------ DATA EXTRACT ------

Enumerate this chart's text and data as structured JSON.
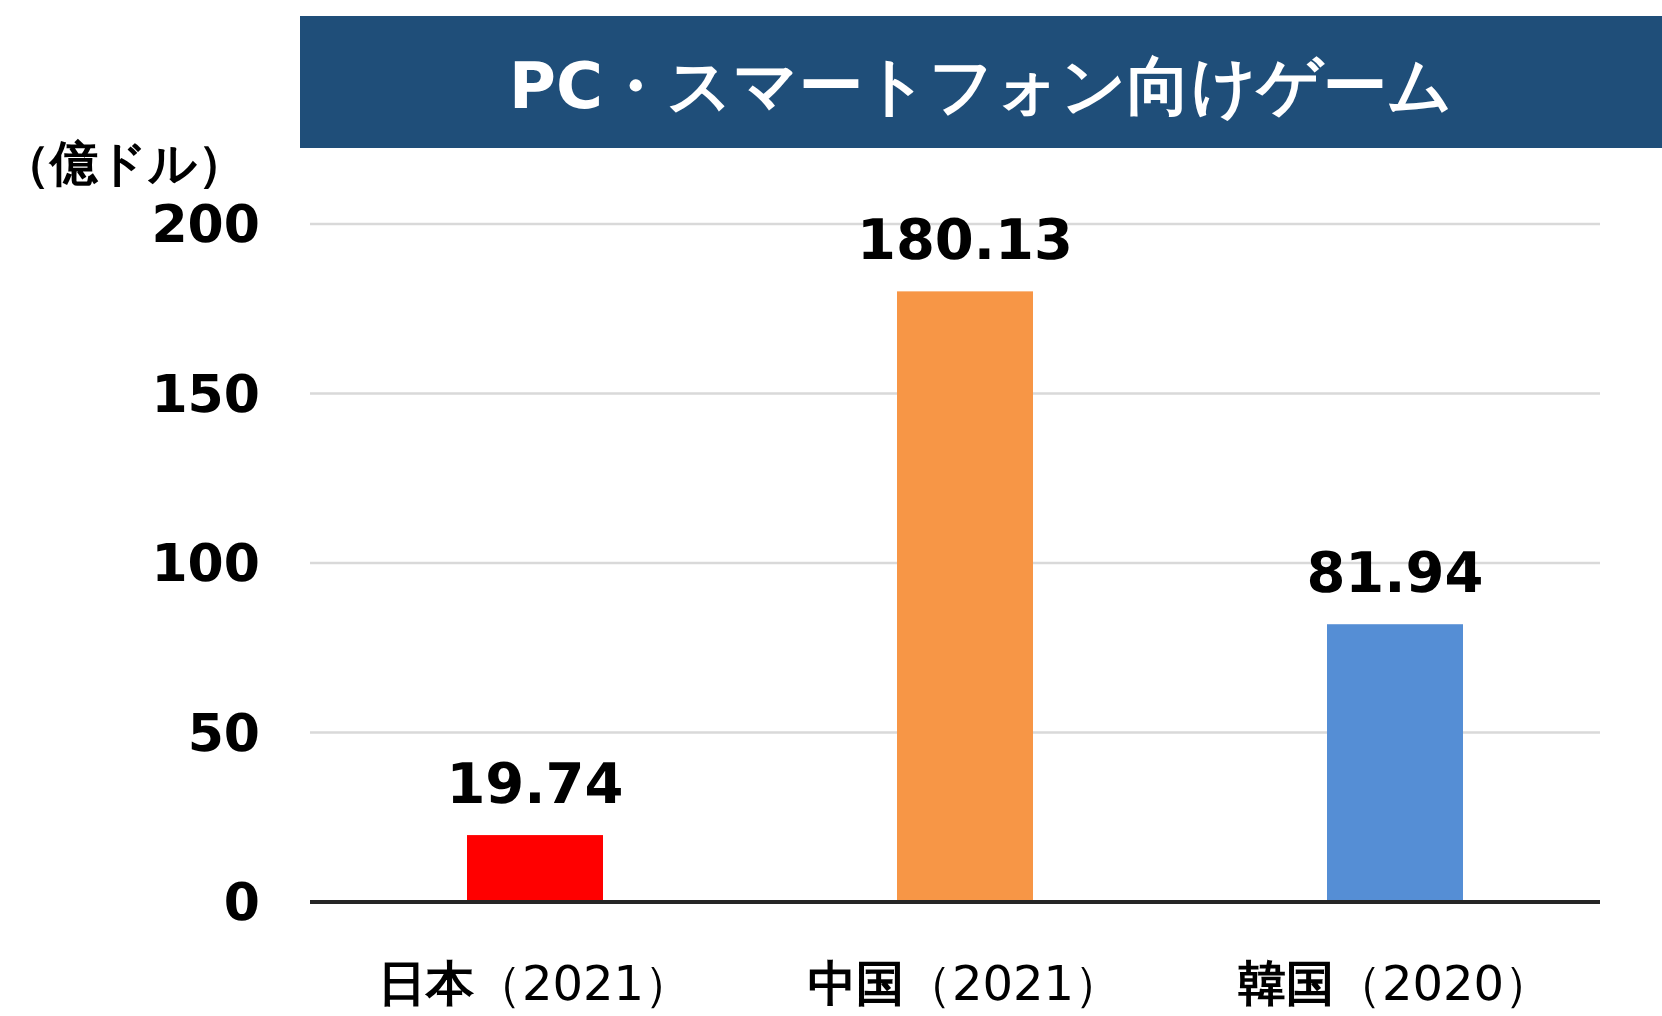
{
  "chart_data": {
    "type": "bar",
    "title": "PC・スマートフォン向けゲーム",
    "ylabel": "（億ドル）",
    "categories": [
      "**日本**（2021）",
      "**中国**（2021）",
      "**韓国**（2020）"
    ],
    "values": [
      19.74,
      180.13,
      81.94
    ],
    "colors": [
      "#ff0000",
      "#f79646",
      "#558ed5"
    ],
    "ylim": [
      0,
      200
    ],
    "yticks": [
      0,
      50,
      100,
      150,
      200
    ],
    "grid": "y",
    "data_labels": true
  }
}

------

#### EXERCISE:
Pictures don't belong in the copy. Restate all the entries exactly.

#### SOLUTION:
Enumerate this chart's text and data as structured JSON.
{
  "chart_data": {
    "type": "bar",
    "title": "PC・スマートフォン向けゲーム",
    "ylabel": "（億ドル）",
    "categories": [
      "**日本**（2021）",
      "**中国**（2021）",
      "**韓国**（2020）"
    ],
    "values": [
      19.74,
      180.13,
      81.94
    ],
    "colors": [
      "#ff0000",
      "#f79646",
      "#558ed5"
    ],
    "ylim": [
      0,
      200
    ],
    "yticks": [
      0,
      50,
      100,
      150,
      200
    ],
    "grid": "y",
    "data_labels": true
  }
}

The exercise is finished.